STATED EXERCISE |
Everything in the listing except the pictures should be written out exactly.

::: RECORDS FOR PROCESSING :::

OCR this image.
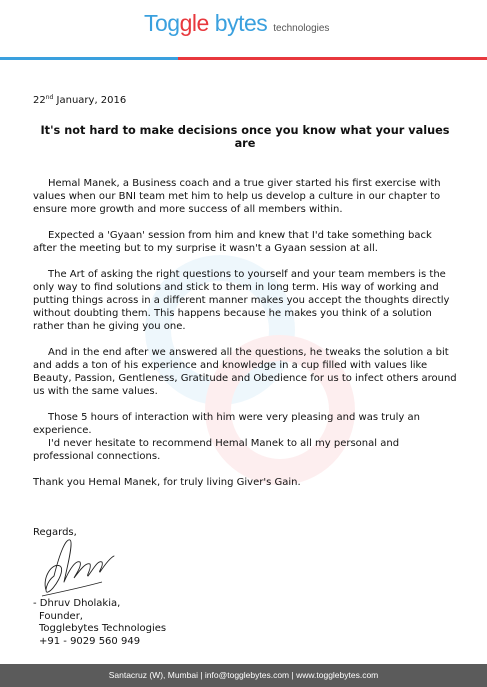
Tog gle bytes technologies
22nd January, 2016
It's not hard to make decisions once you know what your values are
Hemal Manek, a Business coach and a true giver started his first exercise with values when our BNI team met him to help us develop a culture in our chapter to ensure more growth and more success of all members within.
Expected a 'Gyaan' session from him and knew that I'd take something back after the meeting but to my surprise it wasn't a Gyaan session at all.
The Art of asking the right questions to yourself and your team members is the only way to find solutions and stick to them in long term. His way of working and putting things across in a different manner makes you accept the thoughts directly without doubting them. This happens because he makes you think of a solution rather than he giving you one.
And in the end after we answered all the questions, he tweaks the solution a bit and adds a ton of his experience and knowledge in a cup filled with values like Beauty, Passion, Gentleness, Gratitude and Obedience for us to infect others around us with the same values.
Those 5 hours of interaction with him were very pleasing and was truly an experience.
I'd never hesitate to recommend Hemal Manek to all my personal and professional connections.
Thank you Hemal Manek, for truly living Giver's Gain.
Regards,
- Dhruv Dholakia,
Founder,
Togglebytes Technologies
+91 - 9029 560 949
Santacruz (W), Mumbai | info@togglebytes.com | www.togglebytes.com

:::

REPLY TO THE TASK |
OCR this image.
Tog gle bytes technologies
22nd January, 2016
It's not hard to make decisions once you know what your values are
Hemal Manek, a Business coach and a true giver started his first exercise with values when our BNI team met him to help us develop a culture in our chapter to ensure more growth and more success of all members within.
Expected a 'Gyaan' session from him and knew that I'd take something back after the meeting but to my surprise it wasn't a Gyaan session at all.
The Art of asking the right questions to yourself and your team members is the only way to find solutions and stick to them in long term. His way of working and putting things across in a different manner makes you accept the thoughts directly without doubting them. This happens because he makes you think of a solution rather than he giving you one.
And in the end after we answered all the questions, he tweaks the solution a bit and adds a ton of his experience and knowledge in a cup filled with values like Beauty, Passion, Gentleness, Gratitude and Obedience for us to infect others around us with the same values.
Those 5 hours of interaction with him were very pleasing and was truly an experience.
I'd never hesitate to recommend Hemal Manek to all my personal and professional connections.
Thank you Hemal Manek, for truly living Giver's Gain.
Regards,
- Dhruv Dholakia,
Founder,
Togglebytes Technologies
+91 - 9029 560 949
Santacruz (W), Mumbai | info@togglebytes.com | www.togglebytes.com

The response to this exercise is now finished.